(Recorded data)
-*-*-

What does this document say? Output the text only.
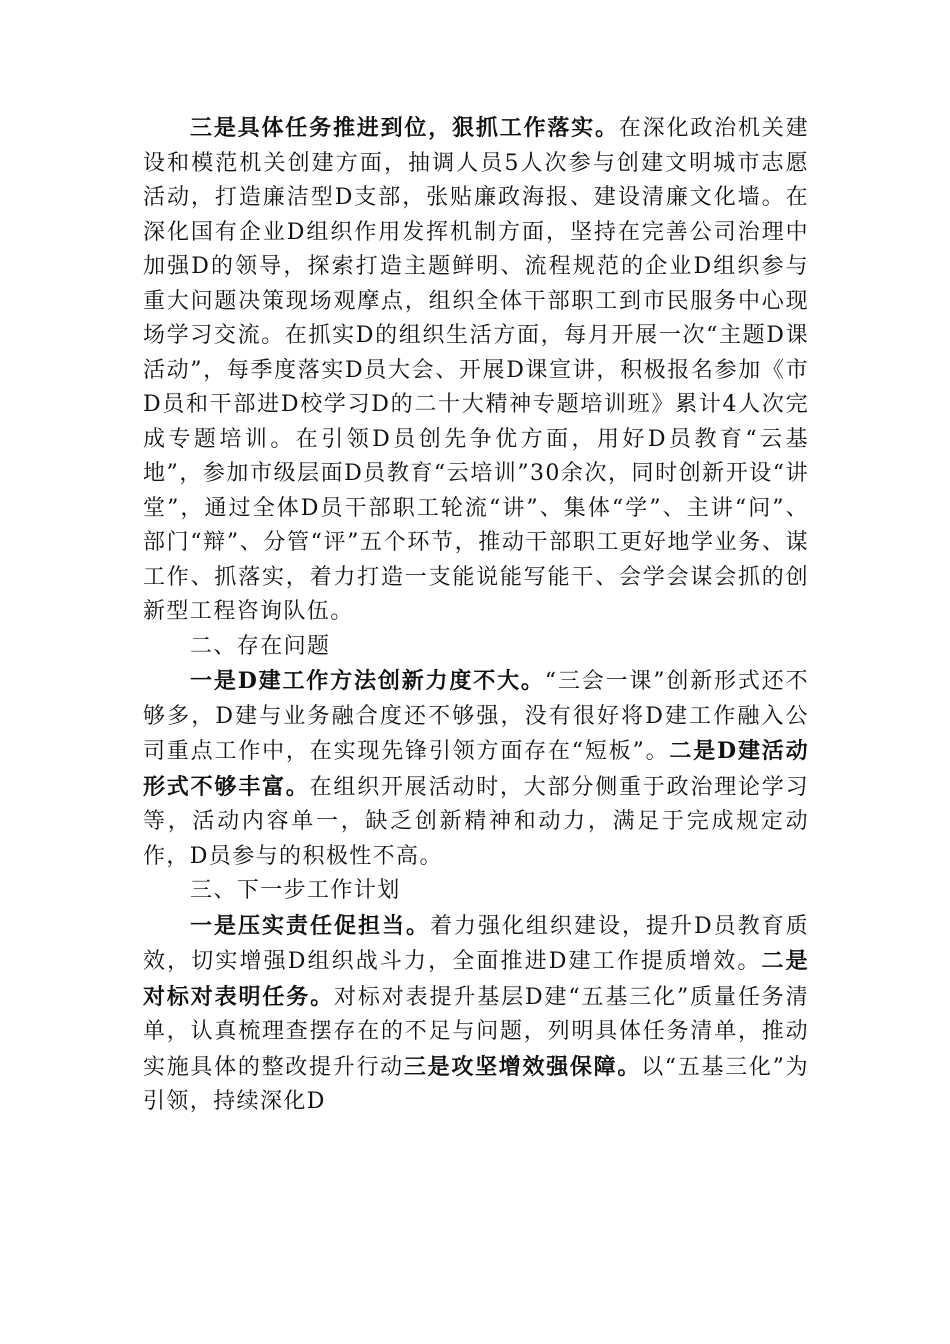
三是具体任务推进到位，狠抓工作落实。在深化政治机关建设和模范机关创建方面，抽调人员5人次参与创建文明城市志愿活动，打造廉洁型D支部，张贴廉政海报、建设清廉文化墙。在深化国有企业D组织作用发挥机制方面，坚持在完善公司治理中加强D的领导，探索打造主题鲜明、流程规范的企业D组织参与重大问题决策现场观摩点，组织全体干部职工到市民服务中心现场学习交流。在抓实D的组织生活方面，每月开展一次“主题D课活动”，每季度落实D员大会、开展D课宣讲，积极报名参加《市D员和干部进D校学习D的二十大精神专题培训班》累计4人次完成专题培训。在引领D员创先争优方面，用好D员教育“云基地”，参加市级层面D员教育“云培训”30余次，同时创新开设“讲堂”，通过全体D员干部职工轮流“讲”、集体“学”、主讲“问”、部门“辩”、分管“评”五个环节，推动干部职工更好地学业务、谋工作、抓落实，着力打造一支能说能写能干、会学会谋会抓的创新型工程咨询队伍。

二、存在问题

一是D建工作方法创新力度不大。“三会一课”创新形式还不够多，D建与业务融合度还不够强，没有很好将D建工作融入公司重点工作中，在实现先锋引领方面存在“短板”。二是D建活动形式不够丰富。在组织开展活动时，大部分侧重于政治理论学习等，活动内容单一，缺乏创新精神和动力，满足于完成规定动作，D员参与的积极性不高。

三、下一步工作计划

一是压实责任促担当。着力强化组织建设，提升D员教育质效，切实增强D组织战斗力，全面推进D建工作提质增效。二是对标对表明任务。对标对表提升基层D建“五基三化”质量任务清单，认真梳理查摆存在的不足与问题，列明具体任务清单，推动实施具体的整改提升行动三是攻坚增效强保障。以“五基三化”为引领，持续深化D
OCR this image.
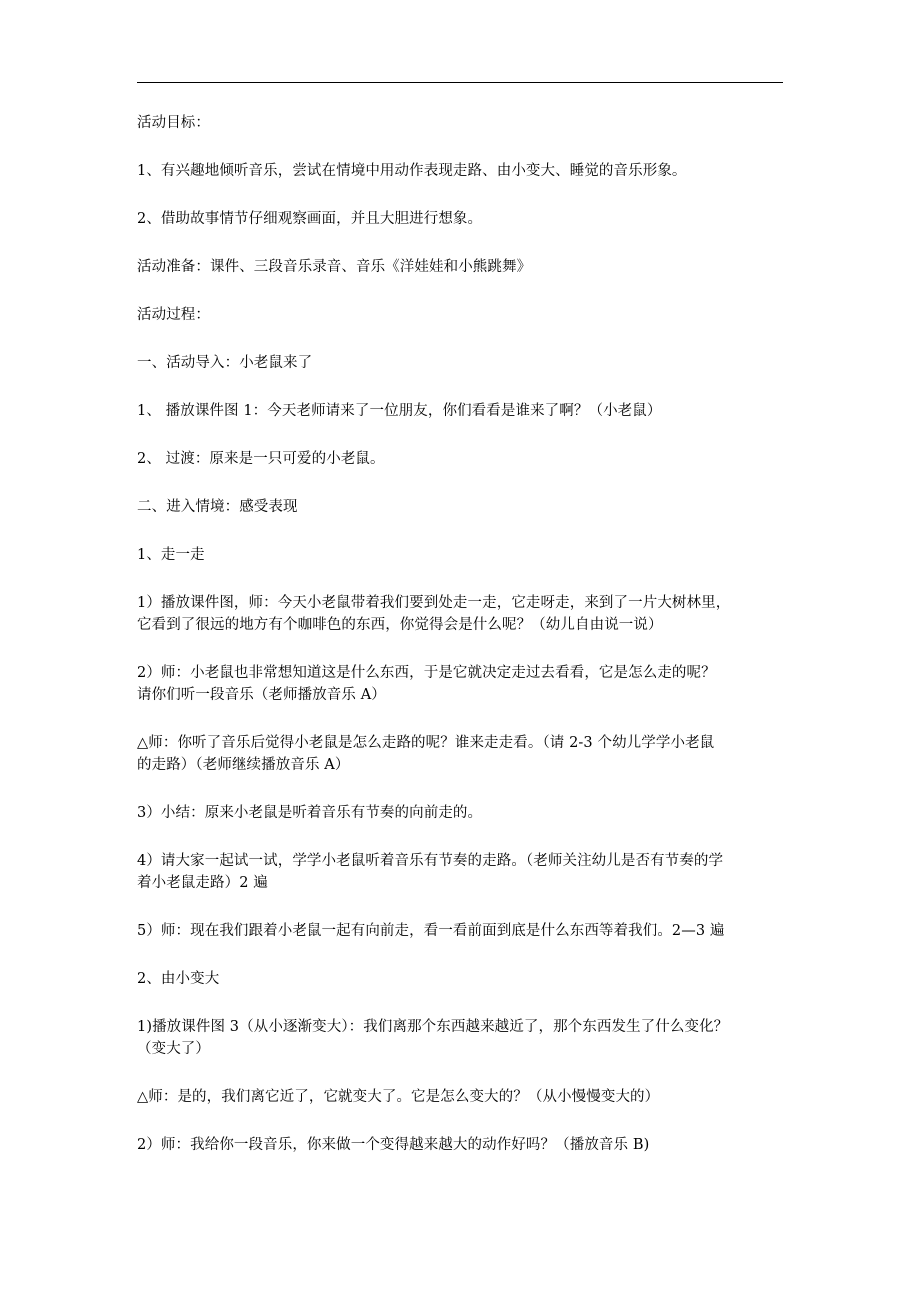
活动目标：
1、有兴趣地倾听音乐，尝试在情境中用动作表现走路、由小变大、睡觉的音乐形象。
2、借助故事情节仔细观察画面，并且大胆进行想象。
活动准备：课件、三段音乐录音、音乐《洋娃娃和小熊跳舞》
活动过程：
一、活动导入：小老鼠来了
1、 播放课件图 1：今天老师请来了一位朋友，你们看看是谁来了啊？（小老鼠）
2、 过渡：原来是一只可爱的小老鼠。
二、进入情境：感受表现
1、走一走
1）播放课件图，师：今天小老鼠带着我们要到处走一走，它走呀走，来到了一片大树林里，
它看到了很远的地方有个咖啡色的东西，你觉得会是什么呢？（幼儿自由说一说）
2）师：小老鼠也非常想知道这是什么东西，于是它就决定走过去看看，它是怎么走的呢？
请你们听一段音乐（老师播放音乐 A）
△师：你听了音乐后觉得小老鼠是怎么走路的呢？谁来走走看。（请 2-3 个幼儿学学小老鼠
的走路）（老师继续播放音乐 A）
3）小结：原来小老鼠是听着音乐有节奏的向前走的。
4）请大家一起试一试，学学小老鼠听着音乐有节奏的走路。（老师关注幼儿是否有节奏的学
着小老鼠走路）2 遍
5）师：现在我们跟着小老鼠一起有向前走，看一看前面到底是什么东西等着我们。2—3 遍
2、由小变大
1)播放课件图 3（从小逐渐变大）：我们离那个东西越来越近了，那个东西发生了什么变化？
（变大了）
△师：是的，我们离它近了，它就变大了。它是怎么变大的？（从小慢慢变大的）
2）师：我给你一段音乐，你来做一个变得越来越大的动作好吗？（播放音乐 B)
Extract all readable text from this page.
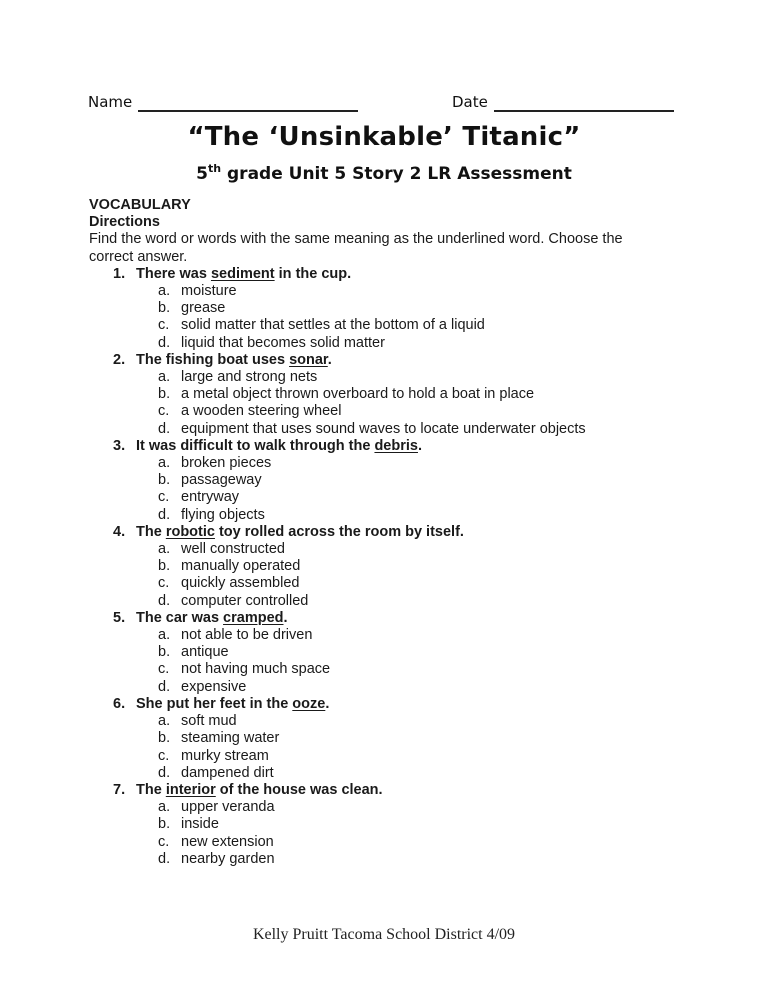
Name	Date
“The ‘Unsinkable’ Titanic”
5th grade Unit 5 Story 2 LR Assessment
VOCABULARY
Directions
Find the word or words with the same meaning as the underlined word. Choose the
correct answer.
1. There was sediment in the cup.
a. moisture
b. grease
c. solid matter that settles at the bottom of a liquid
d. liquid that becomes solid matter
2. The fishing boat uses sonar.
a. large and strong nets
b. a metal object thrown overboard to hold a boat in place
c. a wooden steering wheel
d. equipment that uses sound waves to locate underwater objects
3. It was difficult to walk through the debris.
a. broken pieces
b. passageway
c. entryway
d. flying objects
4. The robotic toy rolled across the room by itself.
a. well constructed
b. manually operated
c. quickly assembled
d. computer controlled
5. The car was cramped.
a. not able to be driven
b. antique
c. not having much space
d. expensive
6. She put her feet in the ooze.
a. soft mud
b. steaming water
c. murky stream
d. dampened dirt
7. The interior of the house was clean.
a. upper veranda
b. inside
c. new extension
d. nearby garden
Kelly Pruitt Tacoma School District 4/09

-*-*-

◆ WORK REQUIRED ◆
Check every line of the data, and copy the ones that contain "liquid".

◆ REPLY ◆
c. solid matter that settles at the bottom of a liquid
d. liquid that becomes solid matter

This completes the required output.